[Data section]

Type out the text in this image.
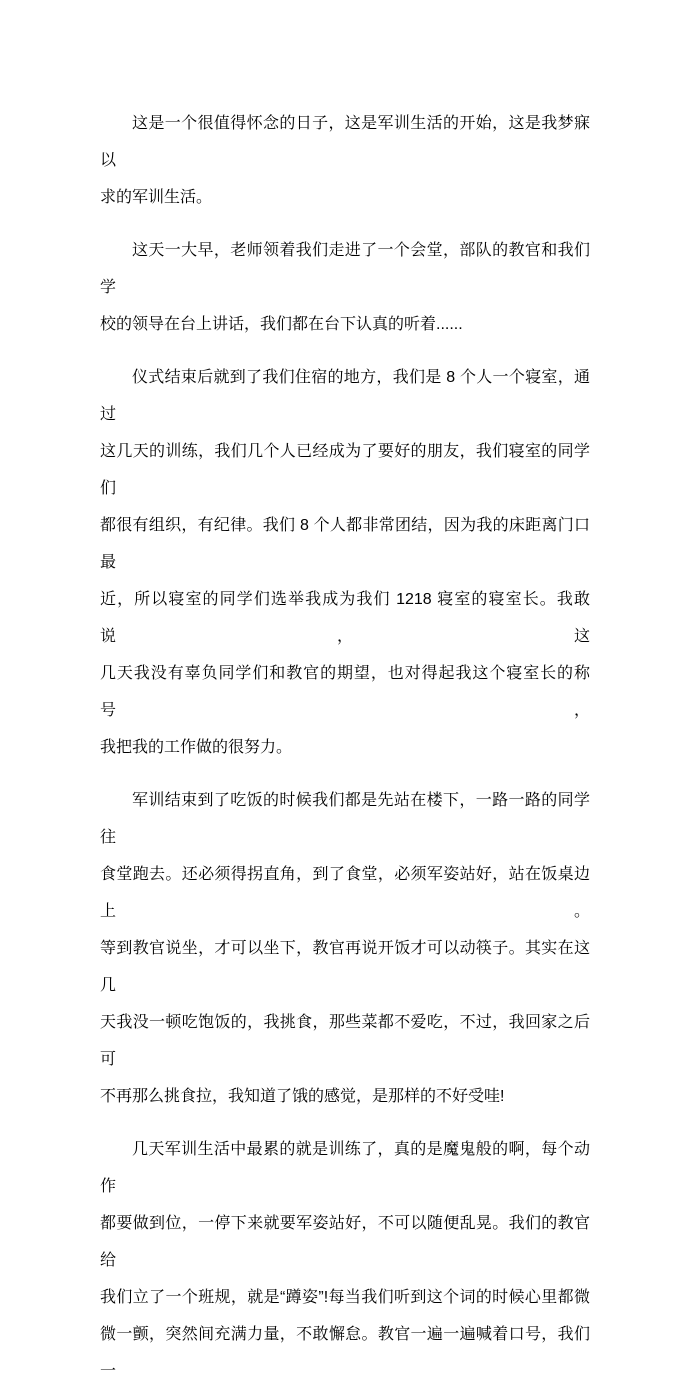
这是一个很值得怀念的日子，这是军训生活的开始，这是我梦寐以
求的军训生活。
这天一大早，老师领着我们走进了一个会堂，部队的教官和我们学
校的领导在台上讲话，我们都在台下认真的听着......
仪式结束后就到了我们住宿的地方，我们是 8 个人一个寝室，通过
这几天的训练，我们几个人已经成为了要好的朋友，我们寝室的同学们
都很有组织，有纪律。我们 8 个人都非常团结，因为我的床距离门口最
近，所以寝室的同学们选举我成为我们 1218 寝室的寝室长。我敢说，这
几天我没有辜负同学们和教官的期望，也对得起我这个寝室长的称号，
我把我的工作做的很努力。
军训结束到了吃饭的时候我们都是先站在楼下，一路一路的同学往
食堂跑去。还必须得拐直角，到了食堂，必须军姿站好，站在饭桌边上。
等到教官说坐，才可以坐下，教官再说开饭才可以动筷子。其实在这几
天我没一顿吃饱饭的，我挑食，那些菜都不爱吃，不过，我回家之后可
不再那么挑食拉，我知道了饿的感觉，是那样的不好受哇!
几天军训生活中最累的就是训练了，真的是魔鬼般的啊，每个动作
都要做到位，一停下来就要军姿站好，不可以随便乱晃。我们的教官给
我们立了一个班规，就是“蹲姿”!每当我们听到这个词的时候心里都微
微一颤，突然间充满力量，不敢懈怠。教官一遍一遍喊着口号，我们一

...

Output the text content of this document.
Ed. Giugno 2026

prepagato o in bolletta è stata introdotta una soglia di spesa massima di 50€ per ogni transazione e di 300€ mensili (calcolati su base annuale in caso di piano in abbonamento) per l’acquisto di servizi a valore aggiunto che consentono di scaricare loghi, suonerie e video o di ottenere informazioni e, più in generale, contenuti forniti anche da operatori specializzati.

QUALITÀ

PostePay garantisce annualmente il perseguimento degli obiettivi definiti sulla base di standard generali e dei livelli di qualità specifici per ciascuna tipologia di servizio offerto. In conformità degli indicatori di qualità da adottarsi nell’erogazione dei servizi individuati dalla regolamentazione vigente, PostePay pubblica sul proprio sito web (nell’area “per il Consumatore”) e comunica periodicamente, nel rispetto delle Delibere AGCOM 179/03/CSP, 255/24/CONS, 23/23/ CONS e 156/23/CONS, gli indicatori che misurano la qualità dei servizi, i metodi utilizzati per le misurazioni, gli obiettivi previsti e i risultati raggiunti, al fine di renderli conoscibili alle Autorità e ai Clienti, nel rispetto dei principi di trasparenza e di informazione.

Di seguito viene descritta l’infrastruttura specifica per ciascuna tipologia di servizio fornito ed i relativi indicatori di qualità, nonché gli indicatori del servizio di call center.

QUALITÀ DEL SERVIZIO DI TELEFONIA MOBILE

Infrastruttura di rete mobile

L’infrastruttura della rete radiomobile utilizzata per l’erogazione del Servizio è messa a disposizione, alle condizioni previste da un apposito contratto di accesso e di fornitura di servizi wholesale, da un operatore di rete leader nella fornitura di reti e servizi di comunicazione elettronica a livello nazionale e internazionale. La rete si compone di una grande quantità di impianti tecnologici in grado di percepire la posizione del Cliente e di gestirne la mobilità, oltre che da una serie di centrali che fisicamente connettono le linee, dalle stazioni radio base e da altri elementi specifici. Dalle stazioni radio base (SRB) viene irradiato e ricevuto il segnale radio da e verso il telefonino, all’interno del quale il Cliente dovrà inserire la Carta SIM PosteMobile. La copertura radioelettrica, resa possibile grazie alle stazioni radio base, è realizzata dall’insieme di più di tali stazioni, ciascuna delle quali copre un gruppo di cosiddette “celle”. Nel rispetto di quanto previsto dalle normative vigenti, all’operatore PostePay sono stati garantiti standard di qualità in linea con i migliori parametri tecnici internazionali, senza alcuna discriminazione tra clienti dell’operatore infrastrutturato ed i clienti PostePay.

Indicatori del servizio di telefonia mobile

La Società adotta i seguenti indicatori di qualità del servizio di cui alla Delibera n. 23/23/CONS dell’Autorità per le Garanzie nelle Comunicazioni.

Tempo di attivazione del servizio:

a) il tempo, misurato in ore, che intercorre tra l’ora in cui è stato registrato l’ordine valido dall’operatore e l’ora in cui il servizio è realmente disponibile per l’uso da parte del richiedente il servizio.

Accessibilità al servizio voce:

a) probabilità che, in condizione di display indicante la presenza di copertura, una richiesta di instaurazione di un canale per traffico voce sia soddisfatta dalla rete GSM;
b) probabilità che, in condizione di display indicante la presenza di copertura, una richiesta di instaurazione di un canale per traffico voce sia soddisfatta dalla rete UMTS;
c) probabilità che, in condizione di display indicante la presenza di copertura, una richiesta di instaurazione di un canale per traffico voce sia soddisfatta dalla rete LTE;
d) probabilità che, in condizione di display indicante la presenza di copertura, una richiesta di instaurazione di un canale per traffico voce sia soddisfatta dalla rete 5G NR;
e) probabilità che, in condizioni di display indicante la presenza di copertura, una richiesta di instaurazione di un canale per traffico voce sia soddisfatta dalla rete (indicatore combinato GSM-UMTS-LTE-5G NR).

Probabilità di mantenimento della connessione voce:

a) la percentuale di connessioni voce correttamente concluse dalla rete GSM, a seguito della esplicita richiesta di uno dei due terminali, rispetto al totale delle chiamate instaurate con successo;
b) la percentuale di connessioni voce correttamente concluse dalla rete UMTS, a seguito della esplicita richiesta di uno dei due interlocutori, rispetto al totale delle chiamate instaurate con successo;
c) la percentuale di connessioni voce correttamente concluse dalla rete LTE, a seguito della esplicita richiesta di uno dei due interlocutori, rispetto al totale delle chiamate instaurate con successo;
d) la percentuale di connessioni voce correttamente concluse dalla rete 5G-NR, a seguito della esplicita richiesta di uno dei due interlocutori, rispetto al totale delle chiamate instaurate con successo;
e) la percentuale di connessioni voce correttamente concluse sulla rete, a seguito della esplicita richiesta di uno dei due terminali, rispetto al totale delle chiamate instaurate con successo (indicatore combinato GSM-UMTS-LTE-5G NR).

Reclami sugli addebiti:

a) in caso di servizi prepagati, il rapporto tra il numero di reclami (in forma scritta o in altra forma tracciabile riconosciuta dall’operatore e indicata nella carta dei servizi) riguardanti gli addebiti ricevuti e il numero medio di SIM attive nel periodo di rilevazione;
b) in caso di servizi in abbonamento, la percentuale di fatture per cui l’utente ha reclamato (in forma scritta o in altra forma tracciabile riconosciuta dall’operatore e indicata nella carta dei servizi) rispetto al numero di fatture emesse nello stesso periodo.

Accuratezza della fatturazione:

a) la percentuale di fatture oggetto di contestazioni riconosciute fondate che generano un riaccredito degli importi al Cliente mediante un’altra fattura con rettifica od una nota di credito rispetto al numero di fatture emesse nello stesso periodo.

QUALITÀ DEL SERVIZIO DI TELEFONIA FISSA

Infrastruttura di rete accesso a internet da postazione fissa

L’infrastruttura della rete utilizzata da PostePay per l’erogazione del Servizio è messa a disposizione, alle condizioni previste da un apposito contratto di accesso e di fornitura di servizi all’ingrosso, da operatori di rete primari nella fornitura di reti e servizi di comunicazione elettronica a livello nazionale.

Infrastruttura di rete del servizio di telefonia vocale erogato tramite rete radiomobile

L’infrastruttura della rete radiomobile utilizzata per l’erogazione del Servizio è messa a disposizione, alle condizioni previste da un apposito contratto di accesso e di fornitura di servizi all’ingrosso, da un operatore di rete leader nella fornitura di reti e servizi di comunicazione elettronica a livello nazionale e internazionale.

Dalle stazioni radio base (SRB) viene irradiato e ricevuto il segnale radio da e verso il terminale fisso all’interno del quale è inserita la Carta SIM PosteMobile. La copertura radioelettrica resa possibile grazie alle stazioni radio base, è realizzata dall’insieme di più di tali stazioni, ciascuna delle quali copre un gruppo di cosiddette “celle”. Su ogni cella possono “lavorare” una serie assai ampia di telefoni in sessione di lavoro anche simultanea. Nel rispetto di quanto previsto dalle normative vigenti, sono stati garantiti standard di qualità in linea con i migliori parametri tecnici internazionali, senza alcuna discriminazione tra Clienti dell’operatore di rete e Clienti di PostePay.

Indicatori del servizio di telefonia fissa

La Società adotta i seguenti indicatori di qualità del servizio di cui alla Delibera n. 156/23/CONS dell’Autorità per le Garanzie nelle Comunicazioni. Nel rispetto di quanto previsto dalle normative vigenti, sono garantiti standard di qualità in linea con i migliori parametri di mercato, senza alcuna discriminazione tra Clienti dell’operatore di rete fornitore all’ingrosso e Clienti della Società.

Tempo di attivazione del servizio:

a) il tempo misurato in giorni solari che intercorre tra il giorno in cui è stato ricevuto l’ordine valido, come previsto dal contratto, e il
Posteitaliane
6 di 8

[What to produce]
Note each line of the entries that has "Delibera" in it, and copy those lines.

[Response to the exercise]
La Società adotta i seguenti indicatori di qualità del servizio di cui alla Delibera n. 23/23/CONS dell’Autorità per le Garanzie nelle Comunicazioni.
La Società adotta i seguenti indicatori di qualità del servizio di cui alla Delibera n. 156/23/CONS dell’Autorità per le Garanzie nelle Comunicazioni. Nel rispetto di quanto previsto dalle normative vigenti, sono garantiti standard di qualità in linea con i migliori parametri di mercato, senza alcuna discriminazione tra Clienti dell’operatore di rete fornitore all’ingrosso e Clienti della Società.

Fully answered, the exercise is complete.